++++ RECORDS SUPPLIED

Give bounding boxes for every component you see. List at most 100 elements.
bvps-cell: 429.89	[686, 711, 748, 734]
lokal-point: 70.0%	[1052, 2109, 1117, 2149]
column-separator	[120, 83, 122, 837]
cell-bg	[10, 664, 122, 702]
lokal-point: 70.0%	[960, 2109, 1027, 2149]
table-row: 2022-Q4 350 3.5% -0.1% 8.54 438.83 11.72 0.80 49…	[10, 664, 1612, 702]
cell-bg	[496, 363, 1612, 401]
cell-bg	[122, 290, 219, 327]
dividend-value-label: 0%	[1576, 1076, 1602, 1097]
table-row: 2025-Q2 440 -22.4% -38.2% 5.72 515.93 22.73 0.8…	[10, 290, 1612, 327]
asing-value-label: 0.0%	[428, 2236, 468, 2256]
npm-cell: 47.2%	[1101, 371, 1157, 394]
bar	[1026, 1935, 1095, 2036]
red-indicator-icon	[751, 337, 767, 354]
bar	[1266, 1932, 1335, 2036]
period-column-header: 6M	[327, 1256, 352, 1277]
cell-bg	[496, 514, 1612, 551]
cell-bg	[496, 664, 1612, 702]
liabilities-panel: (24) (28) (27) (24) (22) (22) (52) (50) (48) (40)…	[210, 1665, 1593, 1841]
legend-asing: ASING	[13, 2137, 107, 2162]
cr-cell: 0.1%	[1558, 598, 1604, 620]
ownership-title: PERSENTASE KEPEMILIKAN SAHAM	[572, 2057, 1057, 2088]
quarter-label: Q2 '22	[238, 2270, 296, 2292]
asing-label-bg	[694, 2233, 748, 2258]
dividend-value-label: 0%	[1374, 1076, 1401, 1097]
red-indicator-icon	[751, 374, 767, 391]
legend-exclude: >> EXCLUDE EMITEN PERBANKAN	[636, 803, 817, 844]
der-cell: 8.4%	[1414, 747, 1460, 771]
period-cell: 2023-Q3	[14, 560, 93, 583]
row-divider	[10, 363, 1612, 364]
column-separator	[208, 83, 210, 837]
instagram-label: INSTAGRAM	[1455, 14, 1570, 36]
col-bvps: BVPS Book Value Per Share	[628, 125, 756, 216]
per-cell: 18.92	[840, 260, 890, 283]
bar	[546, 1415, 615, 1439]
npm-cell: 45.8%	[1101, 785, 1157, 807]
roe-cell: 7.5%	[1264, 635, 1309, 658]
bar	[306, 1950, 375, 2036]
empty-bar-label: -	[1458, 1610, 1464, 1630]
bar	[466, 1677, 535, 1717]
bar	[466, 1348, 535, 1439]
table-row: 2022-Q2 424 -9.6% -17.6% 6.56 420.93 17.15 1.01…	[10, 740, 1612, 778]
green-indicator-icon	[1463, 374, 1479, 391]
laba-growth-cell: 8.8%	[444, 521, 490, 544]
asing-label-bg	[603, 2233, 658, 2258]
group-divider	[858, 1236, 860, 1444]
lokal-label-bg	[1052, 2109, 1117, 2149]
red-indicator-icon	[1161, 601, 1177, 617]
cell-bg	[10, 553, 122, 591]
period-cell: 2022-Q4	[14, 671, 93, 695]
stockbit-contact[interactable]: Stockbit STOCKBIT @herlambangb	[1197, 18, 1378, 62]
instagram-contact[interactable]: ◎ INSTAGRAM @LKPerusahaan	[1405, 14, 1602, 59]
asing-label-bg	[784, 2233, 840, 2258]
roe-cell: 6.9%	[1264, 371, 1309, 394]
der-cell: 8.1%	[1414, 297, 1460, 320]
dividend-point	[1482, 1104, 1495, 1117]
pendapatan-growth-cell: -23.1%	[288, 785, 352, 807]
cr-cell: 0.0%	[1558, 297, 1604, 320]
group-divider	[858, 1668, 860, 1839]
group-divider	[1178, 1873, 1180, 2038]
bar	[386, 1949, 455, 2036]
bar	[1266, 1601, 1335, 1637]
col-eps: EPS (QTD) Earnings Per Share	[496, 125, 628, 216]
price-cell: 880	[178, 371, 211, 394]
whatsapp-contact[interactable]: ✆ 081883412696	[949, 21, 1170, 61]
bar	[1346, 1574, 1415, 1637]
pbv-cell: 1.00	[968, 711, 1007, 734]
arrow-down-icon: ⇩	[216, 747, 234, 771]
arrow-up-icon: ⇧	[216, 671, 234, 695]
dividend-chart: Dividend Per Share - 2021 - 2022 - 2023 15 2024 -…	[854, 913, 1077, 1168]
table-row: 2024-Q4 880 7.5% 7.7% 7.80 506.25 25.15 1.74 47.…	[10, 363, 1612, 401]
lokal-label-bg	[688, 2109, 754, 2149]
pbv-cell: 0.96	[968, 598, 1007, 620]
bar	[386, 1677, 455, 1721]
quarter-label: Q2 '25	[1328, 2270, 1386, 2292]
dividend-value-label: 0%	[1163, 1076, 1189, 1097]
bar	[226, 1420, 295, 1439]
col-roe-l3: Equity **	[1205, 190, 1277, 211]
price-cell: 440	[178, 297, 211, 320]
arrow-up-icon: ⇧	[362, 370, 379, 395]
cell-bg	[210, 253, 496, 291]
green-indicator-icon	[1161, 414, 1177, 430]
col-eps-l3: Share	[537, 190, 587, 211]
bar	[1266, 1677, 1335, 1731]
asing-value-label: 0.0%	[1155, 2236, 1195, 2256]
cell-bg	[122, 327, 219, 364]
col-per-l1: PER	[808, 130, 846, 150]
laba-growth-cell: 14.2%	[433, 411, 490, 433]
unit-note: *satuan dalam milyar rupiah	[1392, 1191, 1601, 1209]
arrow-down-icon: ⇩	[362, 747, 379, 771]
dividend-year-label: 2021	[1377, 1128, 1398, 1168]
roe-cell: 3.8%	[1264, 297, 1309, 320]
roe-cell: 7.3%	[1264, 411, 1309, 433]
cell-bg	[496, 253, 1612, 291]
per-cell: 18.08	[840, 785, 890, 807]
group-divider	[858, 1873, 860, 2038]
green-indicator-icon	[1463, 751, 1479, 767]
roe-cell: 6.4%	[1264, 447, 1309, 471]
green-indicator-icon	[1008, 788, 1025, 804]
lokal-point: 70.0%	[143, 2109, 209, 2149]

++++++++

_WORK REQUIRED:_ How many lines in the records above contain the string "Share"? Reply with the number alone.

_RESPONSE TO THE TASK:_ 4